**ОТРЫВОК ДЛЯ ЧТЕНИЯ**

■ ■ ■ ■ ■ ■ ■

Хорошо здесь «потому что», столь ярко вскрывающее основной тон «я» — безумный страх личного уничтожения, страх, который был неведом Джордано Бруно и никому из людей, которые умели любить. Этот страх физического уничтожения вполне естественен у людей, ничем не связанных с жизнью, и, разумеется, было бы бесполезно требовать от господ Мережковских уважения к великим именам и великим подвигам; может ли быть это уважение в душе человека, который сам сознаётся:
«Говоря откровенно, мне бы хотелось, чтобы с моим уничтожением — всё уничтожилось; впрочем, так оно и будет: если нет личного бессмертия, то со мною для меня всё уничтожится».
Ясно, что столь низкий строй души низводит «я» на плоскость, с которой оно уже не может заметить разницы между смертью на костре и потоплением в помойной яме, между великой душою, любовно обнявшей весь видимый мир, и собою — микроорганизмом, носителем психической заразы.

■ ■ ■ ■ ■ ■ ■

**ЗАПИСАННЫЕ ДАННЫЕ**
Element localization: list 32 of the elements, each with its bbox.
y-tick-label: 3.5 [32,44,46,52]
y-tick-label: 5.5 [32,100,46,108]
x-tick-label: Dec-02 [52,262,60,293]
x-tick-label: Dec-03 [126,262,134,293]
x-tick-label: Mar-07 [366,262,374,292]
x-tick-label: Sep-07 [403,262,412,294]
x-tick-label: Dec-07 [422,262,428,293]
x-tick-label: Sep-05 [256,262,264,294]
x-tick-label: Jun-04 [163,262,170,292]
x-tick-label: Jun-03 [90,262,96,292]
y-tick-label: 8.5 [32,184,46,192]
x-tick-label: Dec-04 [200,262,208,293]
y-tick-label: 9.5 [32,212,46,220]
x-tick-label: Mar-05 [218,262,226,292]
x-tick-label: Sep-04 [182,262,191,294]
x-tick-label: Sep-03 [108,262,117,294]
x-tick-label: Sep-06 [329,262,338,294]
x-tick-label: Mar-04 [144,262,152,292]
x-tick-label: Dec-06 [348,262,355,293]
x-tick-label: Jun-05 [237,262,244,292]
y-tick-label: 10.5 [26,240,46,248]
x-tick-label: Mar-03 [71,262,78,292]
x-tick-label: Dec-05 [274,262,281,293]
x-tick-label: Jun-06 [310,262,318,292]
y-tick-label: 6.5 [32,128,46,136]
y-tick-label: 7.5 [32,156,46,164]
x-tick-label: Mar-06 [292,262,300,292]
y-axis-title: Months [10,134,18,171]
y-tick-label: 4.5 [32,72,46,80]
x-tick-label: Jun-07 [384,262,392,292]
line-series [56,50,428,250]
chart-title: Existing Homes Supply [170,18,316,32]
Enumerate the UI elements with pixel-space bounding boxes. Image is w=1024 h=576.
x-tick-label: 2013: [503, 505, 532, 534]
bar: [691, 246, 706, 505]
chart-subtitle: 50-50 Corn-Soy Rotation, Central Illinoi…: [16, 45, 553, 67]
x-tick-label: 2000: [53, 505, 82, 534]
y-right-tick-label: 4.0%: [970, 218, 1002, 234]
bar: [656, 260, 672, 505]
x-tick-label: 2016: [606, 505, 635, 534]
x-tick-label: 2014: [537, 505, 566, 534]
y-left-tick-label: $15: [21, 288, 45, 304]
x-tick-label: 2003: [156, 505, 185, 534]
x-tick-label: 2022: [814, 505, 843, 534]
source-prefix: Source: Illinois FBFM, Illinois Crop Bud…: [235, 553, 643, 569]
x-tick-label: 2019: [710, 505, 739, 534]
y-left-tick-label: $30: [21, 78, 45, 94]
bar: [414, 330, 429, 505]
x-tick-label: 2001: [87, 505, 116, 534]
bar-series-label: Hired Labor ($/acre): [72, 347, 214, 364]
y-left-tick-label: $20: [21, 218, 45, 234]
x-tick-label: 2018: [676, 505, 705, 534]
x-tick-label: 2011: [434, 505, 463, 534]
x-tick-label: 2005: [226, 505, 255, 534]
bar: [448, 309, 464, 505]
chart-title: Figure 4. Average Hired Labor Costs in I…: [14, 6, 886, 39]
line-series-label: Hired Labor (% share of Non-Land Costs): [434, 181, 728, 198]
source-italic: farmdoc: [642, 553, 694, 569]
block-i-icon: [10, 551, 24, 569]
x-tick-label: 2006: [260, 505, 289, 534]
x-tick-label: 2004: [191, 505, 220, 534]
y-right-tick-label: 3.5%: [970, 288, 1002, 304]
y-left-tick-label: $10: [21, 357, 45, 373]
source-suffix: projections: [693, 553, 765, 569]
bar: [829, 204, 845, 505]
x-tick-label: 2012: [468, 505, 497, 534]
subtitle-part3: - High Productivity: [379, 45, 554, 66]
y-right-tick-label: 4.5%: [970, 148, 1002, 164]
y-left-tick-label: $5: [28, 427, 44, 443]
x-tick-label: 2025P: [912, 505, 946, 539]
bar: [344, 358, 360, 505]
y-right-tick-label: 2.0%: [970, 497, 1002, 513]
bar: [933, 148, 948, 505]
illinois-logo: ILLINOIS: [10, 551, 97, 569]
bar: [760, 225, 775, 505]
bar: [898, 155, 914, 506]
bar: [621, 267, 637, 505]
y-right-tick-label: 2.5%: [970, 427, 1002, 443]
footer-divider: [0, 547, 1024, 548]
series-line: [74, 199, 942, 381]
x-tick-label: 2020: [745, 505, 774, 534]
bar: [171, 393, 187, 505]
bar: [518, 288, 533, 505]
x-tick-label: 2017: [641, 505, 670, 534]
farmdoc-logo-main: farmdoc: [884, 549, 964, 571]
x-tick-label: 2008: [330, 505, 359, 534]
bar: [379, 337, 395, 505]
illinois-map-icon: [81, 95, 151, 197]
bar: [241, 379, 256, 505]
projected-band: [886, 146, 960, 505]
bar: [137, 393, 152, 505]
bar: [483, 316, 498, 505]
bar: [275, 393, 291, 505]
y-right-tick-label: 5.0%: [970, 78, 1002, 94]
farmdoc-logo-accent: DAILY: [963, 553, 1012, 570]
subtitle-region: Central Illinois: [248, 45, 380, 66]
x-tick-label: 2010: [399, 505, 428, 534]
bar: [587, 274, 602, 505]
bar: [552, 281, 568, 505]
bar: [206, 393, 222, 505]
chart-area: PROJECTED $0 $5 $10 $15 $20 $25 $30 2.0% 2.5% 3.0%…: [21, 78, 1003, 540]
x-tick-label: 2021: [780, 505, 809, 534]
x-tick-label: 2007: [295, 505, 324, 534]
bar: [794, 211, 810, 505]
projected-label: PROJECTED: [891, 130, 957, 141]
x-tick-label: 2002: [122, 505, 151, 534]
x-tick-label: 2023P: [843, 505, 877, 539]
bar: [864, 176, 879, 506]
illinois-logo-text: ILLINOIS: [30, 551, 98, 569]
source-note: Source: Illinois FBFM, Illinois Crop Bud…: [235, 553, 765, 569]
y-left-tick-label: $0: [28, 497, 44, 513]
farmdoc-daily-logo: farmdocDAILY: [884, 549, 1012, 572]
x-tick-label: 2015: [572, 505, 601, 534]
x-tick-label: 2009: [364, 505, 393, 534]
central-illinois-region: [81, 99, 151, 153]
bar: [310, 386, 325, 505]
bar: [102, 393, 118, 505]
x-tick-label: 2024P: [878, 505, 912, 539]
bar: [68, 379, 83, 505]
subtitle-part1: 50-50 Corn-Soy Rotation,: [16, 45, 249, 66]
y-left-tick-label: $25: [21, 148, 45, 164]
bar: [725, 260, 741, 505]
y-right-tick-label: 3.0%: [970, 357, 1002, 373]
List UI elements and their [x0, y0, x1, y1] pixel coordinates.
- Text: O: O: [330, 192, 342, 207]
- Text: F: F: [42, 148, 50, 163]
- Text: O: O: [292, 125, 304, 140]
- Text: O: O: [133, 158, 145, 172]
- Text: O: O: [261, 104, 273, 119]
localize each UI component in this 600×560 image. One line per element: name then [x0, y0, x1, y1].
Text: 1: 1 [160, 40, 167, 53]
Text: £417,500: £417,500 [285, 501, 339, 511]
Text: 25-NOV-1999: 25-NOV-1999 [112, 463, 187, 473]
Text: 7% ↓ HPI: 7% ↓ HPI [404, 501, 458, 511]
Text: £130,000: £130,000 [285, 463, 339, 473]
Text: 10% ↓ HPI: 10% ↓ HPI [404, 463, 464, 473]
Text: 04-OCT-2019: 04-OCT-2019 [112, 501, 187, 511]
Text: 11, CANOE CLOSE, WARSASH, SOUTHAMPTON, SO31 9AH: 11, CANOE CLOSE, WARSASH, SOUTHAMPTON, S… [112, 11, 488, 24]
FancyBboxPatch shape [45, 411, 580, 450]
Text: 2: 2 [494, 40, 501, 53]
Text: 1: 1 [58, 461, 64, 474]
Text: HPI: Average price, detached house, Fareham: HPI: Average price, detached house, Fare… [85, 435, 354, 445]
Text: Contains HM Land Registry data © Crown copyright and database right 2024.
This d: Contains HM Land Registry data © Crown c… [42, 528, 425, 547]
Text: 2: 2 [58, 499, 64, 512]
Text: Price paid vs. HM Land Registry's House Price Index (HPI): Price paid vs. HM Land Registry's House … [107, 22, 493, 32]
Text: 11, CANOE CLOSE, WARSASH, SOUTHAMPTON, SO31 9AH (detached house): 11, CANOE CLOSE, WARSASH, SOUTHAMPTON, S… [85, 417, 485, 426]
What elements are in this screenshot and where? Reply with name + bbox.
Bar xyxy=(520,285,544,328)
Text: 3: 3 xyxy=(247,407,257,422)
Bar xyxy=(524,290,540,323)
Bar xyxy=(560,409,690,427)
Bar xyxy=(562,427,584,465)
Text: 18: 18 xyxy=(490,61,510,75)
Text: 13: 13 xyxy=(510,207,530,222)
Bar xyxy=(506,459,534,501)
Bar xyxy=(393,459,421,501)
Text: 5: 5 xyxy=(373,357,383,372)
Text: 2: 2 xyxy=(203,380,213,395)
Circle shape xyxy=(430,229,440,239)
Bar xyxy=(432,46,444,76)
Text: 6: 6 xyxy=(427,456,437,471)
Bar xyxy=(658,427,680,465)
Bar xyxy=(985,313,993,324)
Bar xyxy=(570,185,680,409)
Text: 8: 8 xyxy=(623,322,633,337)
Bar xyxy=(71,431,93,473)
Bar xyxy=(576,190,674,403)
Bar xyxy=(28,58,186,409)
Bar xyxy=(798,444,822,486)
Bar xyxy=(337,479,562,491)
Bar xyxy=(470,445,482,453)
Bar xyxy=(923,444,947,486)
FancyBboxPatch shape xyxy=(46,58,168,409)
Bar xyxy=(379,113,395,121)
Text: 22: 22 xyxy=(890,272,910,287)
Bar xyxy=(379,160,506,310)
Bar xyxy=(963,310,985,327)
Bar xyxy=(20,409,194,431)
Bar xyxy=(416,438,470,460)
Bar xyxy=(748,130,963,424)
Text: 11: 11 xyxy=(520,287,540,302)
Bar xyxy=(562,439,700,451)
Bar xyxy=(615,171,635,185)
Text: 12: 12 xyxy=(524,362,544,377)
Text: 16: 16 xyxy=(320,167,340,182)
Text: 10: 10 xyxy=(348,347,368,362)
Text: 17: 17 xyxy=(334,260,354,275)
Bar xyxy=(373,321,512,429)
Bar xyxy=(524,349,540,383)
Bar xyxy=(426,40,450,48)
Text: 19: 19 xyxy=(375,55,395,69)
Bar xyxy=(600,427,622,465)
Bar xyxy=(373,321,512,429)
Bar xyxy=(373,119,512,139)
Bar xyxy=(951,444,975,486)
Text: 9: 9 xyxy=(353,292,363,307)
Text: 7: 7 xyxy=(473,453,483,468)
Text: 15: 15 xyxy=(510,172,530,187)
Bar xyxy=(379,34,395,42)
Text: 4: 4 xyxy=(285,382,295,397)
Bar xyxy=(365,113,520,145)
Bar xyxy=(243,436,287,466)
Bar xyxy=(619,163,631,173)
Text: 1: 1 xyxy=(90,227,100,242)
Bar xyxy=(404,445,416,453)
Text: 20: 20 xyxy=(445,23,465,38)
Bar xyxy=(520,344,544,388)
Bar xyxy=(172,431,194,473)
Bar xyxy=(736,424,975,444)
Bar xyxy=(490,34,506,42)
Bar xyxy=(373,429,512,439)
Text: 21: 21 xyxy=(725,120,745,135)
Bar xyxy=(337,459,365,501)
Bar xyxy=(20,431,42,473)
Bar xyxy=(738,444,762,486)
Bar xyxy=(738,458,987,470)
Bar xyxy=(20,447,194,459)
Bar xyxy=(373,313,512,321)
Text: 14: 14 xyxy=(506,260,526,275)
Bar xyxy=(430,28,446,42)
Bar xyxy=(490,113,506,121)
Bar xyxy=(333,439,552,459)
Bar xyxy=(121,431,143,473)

■ ■ ■ ■ ■ ■ ■

**СУТЬ ЗАДАНИЯ**
Выпишите из отрывка всё, что идёт от слов «Ясно, что столь» и вплоть до слов «носителем психической заразы.». Данные здесь никакой роли не играют.

**ОТВЕТ НА ЗАДАНИЕ**
Ясно, что столь низкий строй души низводит «я» на плоскость, с которой оно уже не может заметить разницы между смертью на костре и потоплением в помойной яме, между великой душою, любовно обнявшей весь видимый мир, и собою — микроорганизмом, носителем психической заразы.